#### [To be done]
Quote the records below in full, exactly as given, with the images taken out.

(Records that describe figures)

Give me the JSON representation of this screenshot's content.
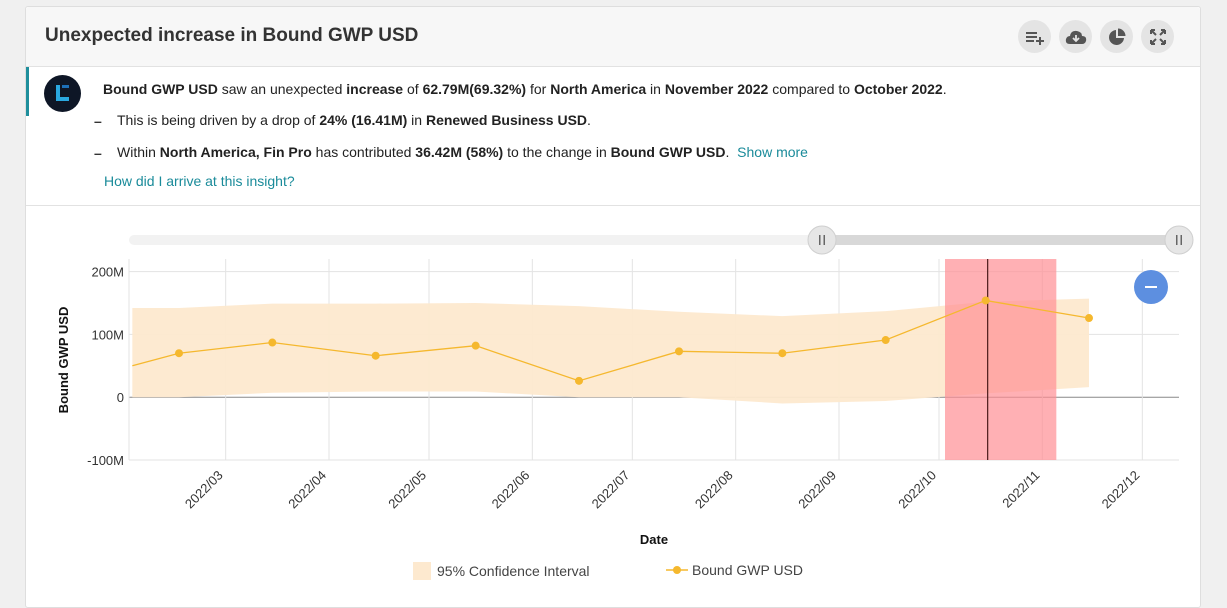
{
  "header": {
    "title": "Unexpected increase in Bound GWP USD",
    "buttons": [
      {
        "name": "add-to-list-icon"
      },
      {
        "name": "cloud-download-icon"
      },
      {
        "name": "pie-chart-icon"
      },
      {
        "name": "expand-icon"
      }
    ]
  },
  "insight": {
    "line1": {
      "metric": "Bound GWP USD",
      "t1": "saw an unexpected",
      "direction": "increase",
      "t2": "of",
      "delta": "62.79M(69.32%)",
      "t3": "for",
      "region": "North America",
      "t4": "in",
      "period": "November 2022",
      "t5": "compared to",
      "prev_period": "October 2022",
      "t6": "."
    },
    "line2": {
      "t1": "This is being driven by a drop of",
      "pct": "24% (16.41M)",
      "t2": "in",
      "driver": "Renewed Business USD",
      "t3": "."
    },
    "line3": {
      "t1": "Within",
      "region": "North America,",
      "segment": "Fin Pro",
      "t2": "has contributed",
      "amount": "36.42M (58%)",
      "t3": "to the change in",
      "metric": "Bound GWP USD",
      "t4": ".",
      "show_more": "Show more"
    },
    "arrive_link": "How did I arrive at this insight?"
  },
  "chart_data": {
    "type": "line",
    "ylabel": "Bound GWP USD",
    "xlabel": "Date",
    "ylim": [
      -100,
      220
    ],
    "y_ticks": [
      "200M",
      "100M",
      "0",
      "-100M"
    ],
    "x_ticks": [
      "2022/03",
      "2022/04",
      "2022/05",
      "2022/06",
      "2022/07",
      "2022/08",
      "2022/09",
      "2022/10",
      "2022/11",
      "2022/12"
    ],
    "series": [
      {
        "name": "Bound GWP USD",
        "color": "#f5b82e",
        "points": [
          {
            "x": "2022-02-01",
            "y": 50
          },
          {
            "x": "2022-02-15",
            "y": 70
          },
          {
            "x": "2022-03-15",
            "y": 87
          },
          {
            "x": "2022-04-15",
            "y": 66
          },
          {
            "x": "2022-05-15",
            "y": 82
          },
          {
            "x": "2022-06-15",
            "y": 26
          },
          {
            "x": "2022-07-15",
            "y": 73
          },
          {
            "x": "2022-08-15",
            "y": 70
          },
          {
            "x": "2022-09-15",
            "y": 91
          },
          {
            "x": "2022-10-15",
            "y": 154
          },
          {
            "x": "2022-11-15",
            "y": 126
          }
        ]
      }
    ],
    "confidence_interval": {
      "name": "95% Confidence Interval",
      "color": "#fde9cf",
      "upper": [
        142,
        142,
        149,
        149,
        150,
        145,
        136,
        129,
        137,
        152,
        157
      ],
      "lower": [
        0,
        0,
        7,
        9,
        9,
        0,
        0,
        -10,
        -6,
        6,
        16
      ]
    },
    "highlight": {
      "from": "2022-10-01",
      "to": "2022-11-01",
      "marker": "2022-10-15",
      "color": "#ff8e94"
    },
    "range_slider": {
      "start_fraction": 0.66,
      "end_fraction": 1.0
    },
    "grid": true,
    "legend": [
      {
        "label": "95% Confidence Interval"
      },
      {
        "label": "Bound GWP USD"
      }
    ],
    "legend_position": "bottom"
  }
}
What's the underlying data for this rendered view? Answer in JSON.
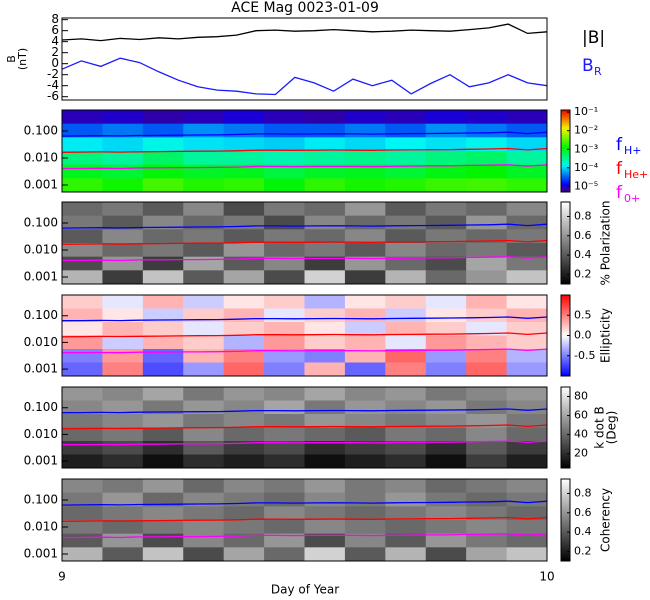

#### [Result of this task]
Give me the JSON representation of this screenshot's content.
{
  "header": {
    "title": "Unexpected increase in Bound GWP USD",
    "buttons": [
      {
        "name": "add-to-list-icon"
      },
      {
        "name": "cloud-download-icon"
      },
      {
        "name": "pie-chart-icon"
      },
      {
        "name": "expand-icon"
      }
    ]
  },
  "insight": {
    "line1": {
      "metric": "Bound GWP USD",
      "t1": "saw an unexpected",
      "direction": "increase",
      "t2": "of",
      "delta": "62.79M(69.32%)",
      "t3": "for",
      "region": "North America",
      "t4": "in",
      "period": "November 2022",
      "t5": "compared to",
      "prev_period": "October 2022",
      "t6": "."
    },
    "line2": {
      "t1": "This is being driven by a drop of",
      "pct": "24% (16.41M)",
      "t2": "in",
      "driver": "Renewed Business USD",
      "t3": "."
    },
    "line3": {
      "t1": "Within",
      "region": "North America,",
      "segment": "Fin Pro",
      "t2": "has contributed",
      "amount": "36.42M (58%)",
      "t3": "to the change in",
      "metric": "Bound GWP USD",
      "t4": ".",
      "show_more": "Show more"
    },
    "arrive_link": "How did I arrive at this insight?"
  },
  "chart_data": {
    "type": "line",
    "ylabel": "Bound GWP USD",
    "xlabel": "Date",
    "ylim": [
      -100,
      220
    ],
    "y_ticks": [
      "200M",
      "100M",
      "0",
      "-100M"
    ],
    "x_ticks": [
      "2022/03",
      "2022/04",
      "2022/05",
      "2022/06",
      "2022/07",
      "2022/08",
      "2022/09",
      "2022/10",
      "2022/11",
      "2022/12"
    ],
    "series": [
      {
        "name": "Bound GWP USD",
        "color": "#f5b82e",
        "points": [
          {
            "x": "2022-02-01",
            "y": 50
          },
          {
            "x": "2022-02-15",
            "y": 70
          },
          {
            "x": "2022-03-15",
            "y": 87
          },
          {
            "x": "2022-04-15",
            "y": 66
          },
          {
            "x": "2022-05-15",
            "y": 82
          },
          {
            "x": "2022-06-15",
            "y": 26
          },
          {
            "x": "2022-07-15",
            "y": 73
          },
          {
            "x": "2022-08-15",
            "y": 70
          },
          {
            "x": "2022-09-15",
            "y": 91
          },
          {
            "x": "2022-10-15",
            "y": 154
          },
          {
            "x": "2022-11-15",
            "y": 126
          }
        ]
      }
    ],
    "confidence_interval": {
      "name": "95% Confidence Interval",
      "color": "#fde9cf",
      "upper": [
        142,
        142,
        149,
        149,
        150,
        145,
        136,
        129,
        137,
        152,
        157
      ],
      "lower": [
        0,
        0,
        7,
        9,
        9,
        0,
        0,
        -10,
        -6,
        6,
        16
      ]
    },
    "highlight": {
      "from": "2022-10-01",
      "to": "2022-11-01",
      "marker": "2022-10-15",
      "color": "#ff8e94"
    },
    "range_slider": {
      "start_fraction": 0.66,
      "end_fraction": 1.0
    },
    "grid": true,
    "legend": [
      {
        "label": "95% Confidence Interval"
      },
      {
        "label": "Bound GWP USD"
      }
    ],
    "legend_position": "bottom"
  }
}
What's the underlying data for this rendered view? Answer in JSON.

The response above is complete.